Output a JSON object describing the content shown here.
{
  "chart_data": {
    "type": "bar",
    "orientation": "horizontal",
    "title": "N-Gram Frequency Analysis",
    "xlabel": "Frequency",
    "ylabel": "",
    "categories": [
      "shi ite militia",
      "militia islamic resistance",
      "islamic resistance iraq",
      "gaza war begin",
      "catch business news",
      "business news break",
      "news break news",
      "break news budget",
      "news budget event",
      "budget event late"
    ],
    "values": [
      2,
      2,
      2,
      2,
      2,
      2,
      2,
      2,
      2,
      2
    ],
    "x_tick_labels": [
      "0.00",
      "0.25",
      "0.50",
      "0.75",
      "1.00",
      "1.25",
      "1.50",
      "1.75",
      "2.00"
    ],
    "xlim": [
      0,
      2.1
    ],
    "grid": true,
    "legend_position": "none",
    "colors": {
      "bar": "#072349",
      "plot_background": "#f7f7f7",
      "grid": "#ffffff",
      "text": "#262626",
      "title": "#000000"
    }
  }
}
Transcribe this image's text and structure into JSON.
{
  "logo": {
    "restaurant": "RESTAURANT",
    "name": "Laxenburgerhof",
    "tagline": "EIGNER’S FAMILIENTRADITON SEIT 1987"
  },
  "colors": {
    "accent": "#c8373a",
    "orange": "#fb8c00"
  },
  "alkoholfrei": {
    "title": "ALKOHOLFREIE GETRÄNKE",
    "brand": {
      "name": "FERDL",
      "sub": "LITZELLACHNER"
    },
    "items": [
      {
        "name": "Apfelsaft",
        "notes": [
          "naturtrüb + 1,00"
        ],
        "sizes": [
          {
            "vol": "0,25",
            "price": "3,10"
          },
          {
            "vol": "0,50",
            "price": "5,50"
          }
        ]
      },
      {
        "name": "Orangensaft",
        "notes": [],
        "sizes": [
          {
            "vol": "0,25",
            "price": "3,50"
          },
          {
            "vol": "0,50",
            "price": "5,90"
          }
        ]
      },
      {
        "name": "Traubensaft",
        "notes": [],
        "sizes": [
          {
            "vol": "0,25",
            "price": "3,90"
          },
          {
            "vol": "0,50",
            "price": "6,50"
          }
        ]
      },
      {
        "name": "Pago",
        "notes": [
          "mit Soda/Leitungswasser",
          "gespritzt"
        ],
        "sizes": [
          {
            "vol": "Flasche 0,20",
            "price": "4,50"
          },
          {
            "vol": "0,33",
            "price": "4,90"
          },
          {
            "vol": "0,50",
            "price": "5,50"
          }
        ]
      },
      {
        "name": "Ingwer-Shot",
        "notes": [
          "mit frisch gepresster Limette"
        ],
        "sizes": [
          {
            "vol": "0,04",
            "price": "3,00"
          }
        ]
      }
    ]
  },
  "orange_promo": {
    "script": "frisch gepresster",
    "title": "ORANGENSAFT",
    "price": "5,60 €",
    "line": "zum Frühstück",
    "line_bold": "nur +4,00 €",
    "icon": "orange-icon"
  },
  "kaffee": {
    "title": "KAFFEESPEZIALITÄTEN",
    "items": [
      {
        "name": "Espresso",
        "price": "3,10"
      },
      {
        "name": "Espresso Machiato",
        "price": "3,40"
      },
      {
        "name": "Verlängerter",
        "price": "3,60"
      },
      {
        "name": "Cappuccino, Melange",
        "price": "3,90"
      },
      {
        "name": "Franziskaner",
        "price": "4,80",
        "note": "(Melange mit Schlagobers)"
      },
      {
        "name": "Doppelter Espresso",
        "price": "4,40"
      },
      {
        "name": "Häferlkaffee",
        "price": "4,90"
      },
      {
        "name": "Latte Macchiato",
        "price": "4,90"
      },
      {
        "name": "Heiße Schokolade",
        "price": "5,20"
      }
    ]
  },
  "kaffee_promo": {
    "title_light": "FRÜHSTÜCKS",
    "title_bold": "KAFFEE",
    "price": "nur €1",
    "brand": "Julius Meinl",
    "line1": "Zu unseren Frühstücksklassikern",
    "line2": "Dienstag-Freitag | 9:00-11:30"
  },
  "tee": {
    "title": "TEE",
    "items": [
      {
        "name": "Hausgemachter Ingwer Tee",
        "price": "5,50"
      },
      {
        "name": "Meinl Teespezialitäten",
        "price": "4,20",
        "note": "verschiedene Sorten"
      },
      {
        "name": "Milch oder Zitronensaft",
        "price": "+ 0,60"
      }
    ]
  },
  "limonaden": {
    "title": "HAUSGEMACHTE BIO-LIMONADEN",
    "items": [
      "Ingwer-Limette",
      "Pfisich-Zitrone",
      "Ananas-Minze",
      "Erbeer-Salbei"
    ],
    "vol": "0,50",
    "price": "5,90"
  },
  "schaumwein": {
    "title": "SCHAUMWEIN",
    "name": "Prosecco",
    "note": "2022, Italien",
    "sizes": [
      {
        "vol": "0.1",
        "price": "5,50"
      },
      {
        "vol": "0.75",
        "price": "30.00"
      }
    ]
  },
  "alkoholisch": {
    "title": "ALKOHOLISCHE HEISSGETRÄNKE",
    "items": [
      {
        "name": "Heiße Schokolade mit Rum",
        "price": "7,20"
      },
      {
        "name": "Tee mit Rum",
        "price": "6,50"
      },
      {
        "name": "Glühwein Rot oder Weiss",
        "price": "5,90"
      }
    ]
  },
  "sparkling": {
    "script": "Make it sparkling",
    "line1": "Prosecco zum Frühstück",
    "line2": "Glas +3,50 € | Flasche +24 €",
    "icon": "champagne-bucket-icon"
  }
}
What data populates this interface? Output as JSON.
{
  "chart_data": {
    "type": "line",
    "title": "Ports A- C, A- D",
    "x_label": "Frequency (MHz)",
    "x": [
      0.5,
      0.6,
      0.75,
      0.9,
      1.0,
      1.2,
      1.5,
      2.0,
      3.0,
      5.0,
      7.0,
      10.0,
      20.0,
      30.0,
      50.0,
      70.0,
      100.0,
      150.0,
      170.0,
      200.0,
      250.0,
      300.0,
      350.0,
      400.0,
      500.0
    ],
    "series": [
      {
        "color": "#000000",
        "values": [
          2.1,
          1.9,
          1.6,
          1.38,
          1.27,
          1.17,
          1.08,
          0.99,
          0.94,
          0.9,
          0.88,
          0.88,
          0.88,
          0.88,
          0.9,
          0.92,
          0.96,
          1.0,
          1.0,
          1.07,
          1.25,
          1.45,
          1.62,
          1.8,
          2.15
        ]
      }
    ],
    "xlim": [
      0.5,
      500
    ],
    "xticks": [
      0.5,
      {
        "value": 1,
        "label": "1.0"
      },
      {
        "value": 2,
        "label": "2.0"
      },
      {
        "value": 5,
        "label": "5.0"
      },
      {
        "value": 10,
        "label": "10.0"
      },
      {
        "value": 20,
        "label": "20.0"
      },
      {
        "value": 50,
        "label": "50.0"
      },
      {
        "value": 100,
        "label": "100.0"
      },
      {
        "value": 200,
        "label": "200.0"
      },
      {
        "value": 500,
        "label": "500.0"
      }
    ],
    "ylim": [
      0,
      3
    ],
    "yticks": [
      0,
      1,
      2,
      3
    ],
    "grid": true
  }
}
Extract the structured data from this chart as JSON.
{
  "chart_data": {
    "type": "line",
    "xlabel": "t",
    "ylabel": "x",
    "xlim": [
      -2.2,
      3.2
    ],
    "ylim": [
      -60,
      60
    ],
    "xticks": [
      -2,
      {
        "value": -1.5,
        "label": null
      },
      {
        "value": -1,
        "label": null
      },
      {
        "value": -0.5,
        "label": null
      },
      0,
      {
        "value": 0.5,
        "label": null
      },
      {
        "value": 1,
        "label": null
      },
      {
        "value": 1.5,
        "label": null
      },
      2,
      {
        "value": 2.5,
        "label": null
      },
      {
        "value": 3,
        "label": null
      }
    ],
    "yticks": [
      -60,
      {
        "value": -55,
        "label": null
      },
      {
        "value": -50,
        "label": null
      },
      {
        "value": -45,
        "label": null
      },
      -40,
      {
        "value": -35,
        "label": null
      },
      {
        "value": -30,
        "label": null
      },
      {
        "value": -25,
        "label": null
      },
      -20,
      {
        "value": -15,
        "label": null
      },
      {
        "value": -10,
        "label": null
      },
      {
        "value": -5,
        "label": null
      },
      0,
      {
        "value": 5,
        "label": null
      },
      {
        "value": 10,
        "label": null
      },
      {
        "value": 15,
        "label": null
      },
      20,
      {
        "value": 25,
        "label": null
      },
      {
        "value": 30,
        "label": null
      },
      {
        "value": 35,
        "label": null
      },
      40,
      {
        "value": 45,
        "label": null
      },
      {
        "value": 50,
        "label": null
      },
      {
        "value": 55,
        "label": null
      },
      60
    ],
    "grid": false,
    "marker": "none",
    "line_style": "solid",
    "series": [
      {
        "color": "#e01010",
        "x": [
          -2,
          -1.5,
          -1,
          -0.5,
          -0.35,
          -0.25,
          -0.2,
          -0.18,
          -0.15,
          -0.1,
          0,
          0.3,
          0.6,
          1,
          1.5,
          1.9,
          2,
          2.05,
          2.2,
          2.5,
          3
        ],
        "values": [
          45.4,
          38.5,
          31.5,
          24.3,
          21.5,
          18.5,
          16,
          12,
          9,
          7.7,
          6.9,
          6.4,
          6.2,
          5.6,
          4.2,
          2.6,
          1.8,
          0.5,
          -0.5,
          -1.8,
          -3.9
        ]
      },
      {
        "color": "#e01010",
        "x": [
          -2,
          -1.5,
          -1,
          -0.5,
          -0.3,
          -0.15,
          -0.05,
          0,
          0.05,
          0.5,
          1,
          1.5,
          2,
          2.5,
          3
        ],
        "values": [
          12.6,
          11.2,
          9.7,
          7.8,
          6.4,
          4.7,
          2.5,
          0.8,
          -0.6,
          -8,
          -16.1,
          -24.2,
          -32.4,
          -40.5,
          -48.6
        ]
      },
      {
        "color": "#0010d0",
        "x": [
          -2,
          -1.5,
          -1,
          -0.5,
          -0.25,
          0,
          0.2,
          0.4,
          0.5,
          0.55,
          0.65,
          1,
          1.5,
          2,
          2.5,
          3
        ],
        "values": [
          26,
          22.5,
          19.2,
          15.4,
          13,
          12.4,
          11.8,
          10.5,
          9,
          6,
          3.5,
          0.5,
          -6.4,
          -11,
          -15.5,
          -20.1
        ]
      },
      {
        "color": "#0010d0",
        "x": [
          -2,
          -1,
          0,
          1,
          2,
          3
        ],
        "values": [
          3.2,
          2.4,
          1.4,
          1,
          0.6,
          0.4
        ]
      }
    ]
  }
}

++++++++++

▸ **Instructions to follow**
Go through the entries above and copy every line containing "Prosecco".

▸ **The completed task**
    "name": "Prosecco",
    "line1": "Prosecco zum Frühstück",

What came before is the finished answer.